What follows is a listing; restate every line of it word for word.

** START SOURCE MATERIAL **

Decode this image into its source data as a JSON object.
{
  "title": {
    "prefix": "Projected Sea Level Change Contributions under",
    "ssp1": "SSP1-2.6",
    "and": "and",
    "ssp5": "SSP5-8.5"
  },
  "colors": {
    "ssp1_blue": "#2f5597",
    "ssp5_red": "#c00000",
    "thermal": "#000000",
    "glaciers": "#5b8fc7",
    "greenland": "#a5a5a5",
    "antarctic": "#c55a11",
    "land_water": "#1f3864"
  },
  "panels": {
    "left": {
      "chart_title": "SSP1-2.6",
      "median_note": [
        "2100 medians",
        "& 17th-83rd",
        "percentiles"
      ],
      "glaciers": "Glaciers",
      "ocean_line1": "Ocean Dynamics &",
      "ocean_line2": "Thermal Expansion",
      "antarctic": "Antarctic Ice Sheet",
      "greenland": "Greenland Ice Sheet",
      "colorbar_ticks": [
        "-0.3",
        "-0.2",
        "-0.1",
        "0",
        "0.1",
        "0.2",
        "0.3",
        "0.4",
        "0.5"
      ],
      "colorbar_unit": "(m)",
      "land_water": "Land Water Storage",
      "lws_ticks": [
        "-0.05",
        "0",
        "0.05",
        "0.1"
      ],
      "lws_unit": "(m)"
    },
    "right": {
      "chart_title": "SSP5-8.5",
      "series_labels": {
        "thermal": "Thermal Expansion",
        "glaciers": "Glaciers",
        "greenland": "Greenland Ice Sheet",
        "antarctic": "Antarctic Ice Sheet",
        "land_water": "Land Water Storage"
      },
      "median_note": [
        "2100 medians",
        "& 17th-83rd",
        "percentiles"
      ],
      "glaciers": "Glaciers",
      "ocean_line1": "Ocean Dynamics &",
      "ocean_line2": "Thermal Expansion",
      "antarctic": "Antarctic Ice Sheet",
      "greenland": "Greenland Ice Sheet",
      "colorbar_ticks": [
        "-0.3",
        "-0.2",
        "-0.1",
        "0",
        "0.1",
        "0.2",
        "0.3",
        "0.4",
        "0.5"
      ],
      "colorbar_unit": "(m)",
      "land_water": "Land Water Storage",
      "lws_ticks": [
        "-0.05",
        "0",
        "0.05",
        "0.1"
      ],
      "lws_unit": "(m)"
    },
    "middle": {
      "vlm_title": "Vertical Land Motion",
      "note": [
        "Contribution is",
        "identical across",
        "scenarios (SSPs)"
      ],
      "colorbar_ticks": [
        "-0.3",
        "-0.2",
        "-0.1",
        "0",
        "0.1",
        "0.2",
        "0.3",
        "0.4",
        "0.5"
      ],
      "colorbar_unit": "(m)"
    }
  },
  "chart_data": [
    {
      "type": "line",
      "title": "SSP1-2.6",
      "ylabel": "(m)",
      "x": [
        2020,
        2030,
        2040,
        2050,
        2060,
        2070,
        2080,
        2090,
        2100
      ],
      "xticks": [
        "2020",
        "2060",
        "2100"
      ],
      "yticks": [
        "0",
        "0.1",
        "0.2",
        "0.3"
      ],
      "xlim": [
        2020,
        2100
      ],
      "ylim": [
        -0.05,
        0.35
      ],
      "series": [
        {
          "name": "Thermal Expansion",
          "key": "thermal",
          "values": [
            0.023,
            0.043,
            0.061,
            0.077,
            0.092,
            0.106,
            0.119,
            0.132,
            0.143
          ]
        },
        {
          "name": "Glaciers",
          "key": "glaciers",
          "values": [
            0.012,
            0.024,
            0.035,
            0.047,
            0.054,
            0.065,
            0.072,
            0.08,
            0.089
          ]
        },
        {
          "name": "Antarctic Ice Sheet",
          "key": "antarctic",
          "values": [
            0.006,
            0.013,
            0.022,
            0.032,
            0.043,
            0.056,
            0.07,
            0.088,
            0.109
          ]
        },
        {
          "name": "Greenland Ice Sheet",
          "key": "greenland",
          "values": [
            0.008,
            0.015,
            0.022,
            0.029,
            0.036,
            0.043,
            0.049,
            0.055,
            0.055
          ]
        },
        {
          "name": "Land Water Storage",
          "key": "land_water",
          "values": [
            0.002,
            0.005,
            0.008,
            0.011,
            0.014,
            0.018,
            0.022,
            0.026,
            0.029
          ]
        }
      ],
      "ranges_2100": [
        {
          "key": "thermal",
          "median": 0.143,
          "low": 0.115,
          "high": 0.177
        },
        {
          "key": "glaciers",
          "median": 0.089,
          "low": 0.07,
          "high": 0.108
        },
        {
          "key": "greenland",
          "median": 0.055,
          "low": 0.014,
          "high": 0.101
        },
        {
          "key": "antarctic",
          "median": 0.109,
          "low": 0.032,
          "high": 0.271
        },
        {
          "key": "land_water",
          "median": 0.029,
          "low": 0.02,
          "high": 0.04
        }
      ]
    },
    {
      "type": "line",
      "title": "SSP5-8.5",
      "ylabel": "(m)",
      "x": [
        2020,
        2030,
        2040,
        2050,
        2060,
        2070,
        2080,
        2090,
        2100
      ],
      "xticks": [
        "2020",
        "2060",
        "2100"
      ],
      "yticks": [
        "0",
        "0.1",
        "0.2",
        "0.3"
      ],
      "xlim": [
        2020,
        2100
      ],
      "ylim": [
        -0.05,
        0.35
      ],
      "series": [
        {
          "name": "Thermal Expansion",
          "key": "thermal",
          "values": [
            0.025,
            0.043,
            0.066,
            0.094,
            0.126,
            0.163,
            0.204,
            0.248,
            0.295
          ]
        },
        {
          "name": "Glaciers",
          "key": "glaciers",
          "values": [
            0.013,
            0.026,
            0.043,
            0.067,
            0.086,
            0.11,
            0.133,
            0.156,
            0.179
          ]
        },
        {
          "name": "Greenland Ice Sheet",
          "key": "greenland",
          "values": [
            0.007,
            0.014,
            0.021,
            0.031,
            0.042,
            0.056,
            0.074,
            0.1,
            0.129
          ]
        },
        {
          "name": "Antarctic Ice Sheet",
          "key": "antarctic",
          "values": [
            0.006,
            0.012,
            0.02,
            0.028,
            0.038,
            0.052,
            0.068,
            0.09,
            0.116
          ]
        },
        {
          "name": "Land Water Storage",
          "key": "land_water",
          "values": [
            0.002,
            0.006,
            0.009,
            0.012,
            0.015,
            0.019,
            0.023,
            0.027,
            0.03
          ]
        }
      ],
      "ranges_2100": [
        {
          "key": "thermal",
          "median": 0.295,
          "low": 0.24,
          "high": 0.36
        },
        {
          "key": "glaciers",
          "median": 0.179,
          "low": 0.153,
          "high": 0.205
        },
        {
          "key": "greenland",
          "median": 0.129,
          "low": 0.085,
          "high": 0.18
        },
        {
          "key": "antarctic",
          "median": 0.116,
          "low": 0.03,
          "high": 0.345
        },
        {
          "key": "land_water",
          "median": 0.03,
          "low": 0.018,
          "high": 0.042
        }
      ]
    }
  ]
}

** END SOURCE MATERIAL **

COMPLETE RESPONSE
Decode this image into its source data as a JSON object.
{
  "title": {
    "prefix": "Projected Sea Level Change Contributions under",
    "ssp1": "SSP1-2.6",
    "and": "and",
    "ssp5": "SSP5-8.5"
  },
  "colors": {
    "ssp1_blue": "#2f5597",
    "ssp5_red": "#c00000",
    "thermal": "#000000",
    "glaciers": "#5b8fc7",
    "greenland": "#a5a5a5",
    "antarctic": "#c55a11",
    "land_water": "#1f3864"
  },
  "panels": {
    "left": {
      "chart_title": "SSP1-2.6",
      "median_note": [
        "2100 medians",
        "& 17th-83rd",
        "percentiles"
      ],
      "glaciers": "Glaciers",
      "ocean_line1": "Ocean Dynamics &",
      "ocean_line2": "Thermal Expansion",
      "antarctic": "Antarctic Ice Sheet",
      "greenland": "Greenland Ice Sheet",
      "colorbar_ticks": [
        "-0.3",
        "-0.2",
        "-0.1",
        "0",
        "0.1",
        "0.2",
        "0.3",
        "0.4",
        "0.5"
      ],
      "colorbar_unit": "(m)",
      "land_water": "Land Water Storage",
      "lws_ticks": [
        "-0.05",
        "0",
        "0.05",
        "0.1"
      ],
      "lws_unit": "(m)"
    },
    "right": {
      "chart_title": "SSP5-8.5",
      "series_labels": {
        "thermal": "Thermal Expansion",
        "glaciers": "Glaciers",
        "greenland": "Greenland Ice Sheet",
        "antarctic": "Antarctic Ice Sheet",
        "land_water": "Land Water Storage"
      },
      "median_note": [
        "2100 medians",
        "& 17th-83rd",
        "percentiles"
      ],
      "glaciers": "Glaciers",
      "ocean_line1": "Ocean Dynamics &",
      "ocean_line2": "Thermal Expansion",
      "antarctic": "Antarctic Ice Sheet",
      "greenland": "Greenland Ice Sheet",
      "colorbar_ticks": [
        "-0.3",
        "-0.2",
        "-0.1",
        "0",
        "0.1",
        "0.2",
        "0.3",
        "0.4",
        "0.5"
      ],
      "colorbar_unit": "(m)",
      "land_water": "Land Water Storage",
      "lws_ticks": [
        "-0.05",
        "0",
        "0.05",
        "0.1"
      ],
      "lws_unit": "(m)"
    },
    "middle": {
      "vlm_title": "Vertical Land Motion",
      "note": [
        "Contribution is",
        "identical across",
        "scenarios (SSPs)"
      ],
      "colorbar_ticks": [
        "-0.3",
        "-0.2",
        "-0.1",
        "0",
        "0.1",
        "0.2",
        "0.3",
        "0.4",
        "0.5"
      ],
      "colorbar_unit": "(m)"
    }
  },
  "chart_data": [
    {
      "type": "line",
      "title": "SSP1-2.6",
      "ylabel": "(m)",
      "x": [
        2020,
        2030,
        2040,
        2050,
        2060,
        2070,
        2080,
        2090,
        2100
      ],
      "xticks": [
        "2020",
        "2060",
        "2100"
      ],
      "yticks": [
        "0",
        "0.1",
        "0.2",
        "0.3"
      ],
      "xlim": [
        2020,
        2100
      ],
      "ylim": [
        -0.05,
        0.35
      ],
      "series": [
        {
          "name": "Thermal Expansion",
          "key": "thermal",
          "values": [
            0.023,
            0.043,
            0.061,
            0.077,
            0.092,
            0.106,
            0.119,
            0.132,
            0.143
          ]
        },
        {
          "name": "Glaciers",
          "key": "glaciers",
          "values": [
            0.012,
            0.024,
            0.035,
            0.047,
            0.054,
            0.065,
            0.072,
            0.08,
            0.089
          ]
        },
        {
          "name": "Antarctic Ice Sheet",
          "key": "antarctic",
          "values": [
            0.006,
            0.013,
            0.022,
            0.032,
            0.043,
            0.056,
            0.07,
            0.088,
            0.109
          ]
        },
        {
          "name": "Greenland Ice Sheet",
          "key": "greenland",
          "values": [
            0.008,
            0.015,
            0.022,
            0.029,
            0.036,
            0.043,
            0.049,
            0.055,
            0.055
          ]
        },
        {
          "name": "Land Water Storage",
          "key": "land_water",
          "values": [
            0.002,
            0.005,
            0.008,
            0.011,
            0.014,
            0.018,
            0.022,
            0.026,
            0.029
          ]
        }
      ],
      "ranges_2100": [
        {
          "key": "thermal",
          "median": 0.143,
          "low": 0.115,
          "high": 0.177
        },
        {
          "key": "glaciers",
          "median": 0.089,
          "low": 0.07,
          "high": 0.108
        },
        {
          "key": "greenland",
          "median": 0.055,
          "low": 0.014,
          "high": 0.101
        },
        {
          "key": "antarctic",
          "median": 0.109,
          "low": 0.032,
          "high": 0.271
        },
        {
          "key": "land_water",
          "median": 0.029,
          "low": 0.02,
          "high": 0.04
        }
      ]
    },
    {
      "type": "line",
      "title": "SSP5-8.5",
      "ylabel": "(m)",
      "x": [
        2020,
        2030,
        2040,
        2050,
        2060,
        2070,
        2080,
        2090,
        2100
      ],
      "xticks": [
        "2020",
        "2060",
        "2100"
      ],
      "yticks": [
        "0",
        "0.1",
        "0.2",
        "0.3"
      ],
      "xlim": [
        2020,
        2100
      ],
      "ylim": [
        -0.05,
        0.35
      ],
      "series": [
        {
          "name": "Thermal Expansion",
          "key": "thermal",
          "values": [
            0.025,
            0.043,
            0.066,
            0.094,
            0.126,
            0.163,
            0.204,
            0.248,
            0.295
          ]
        },
        {
          "name": "Glaciers",
          "key": "glaciers",
          "values": [
            0.013,
            0.026,
            0.043,
            0.067,
            0.086,
            0.11,
            0.133,
            0.156,
            0.179
          ]
        },
        {
          "name": "Greenland Ice Sheet",
          "key": "greenland",
          "values": [
            0.007,
            0.014,
            0.021,
            0.031,
            0.042,
            0.056,
            0.074,
            0.1,
            0.129
          ]
        },
        {
          "name": "Antarctic Ice Sheet",
          "key": "antarctic",
          "values": [
            0.006,
            0.012,
            0.02,
            0.028,
            0.038,
            0.052,
            0.068,
            0.09,
            0.116
          ]
        },
        {
          "name": "Land Water Storage",
          "key": "land_water",
          "values": [
            0.002,
            0.006,
            0.009,
            0.012,
            0.015,
            0.019,
            0.023,
            0.027,
            0.03
          ]
        }
      ],
      "ranges_2100": [
        {
          "key": "thermal",
          "median": 0.295,
          "low": 0.24,
          "high": 0.36
        },
        {
          "key": "glaciers",
          "median": 0.179,
          "low": 0.153,
          "high": 0.205
        },
        {
          "key": "greenland",
          "median": 0.129,
          "low": 0.085,
          "high": 0.18
        },
        {
          "key": "antarctic",
          "median": 0.116,
          "low": 0.03,
          "high": 0.345
        },
        {
          "key": "land_water",
          "median": 0.03,
          "low": 0.018,
          "high": 0.042
        }
      ]
    }
  ]
}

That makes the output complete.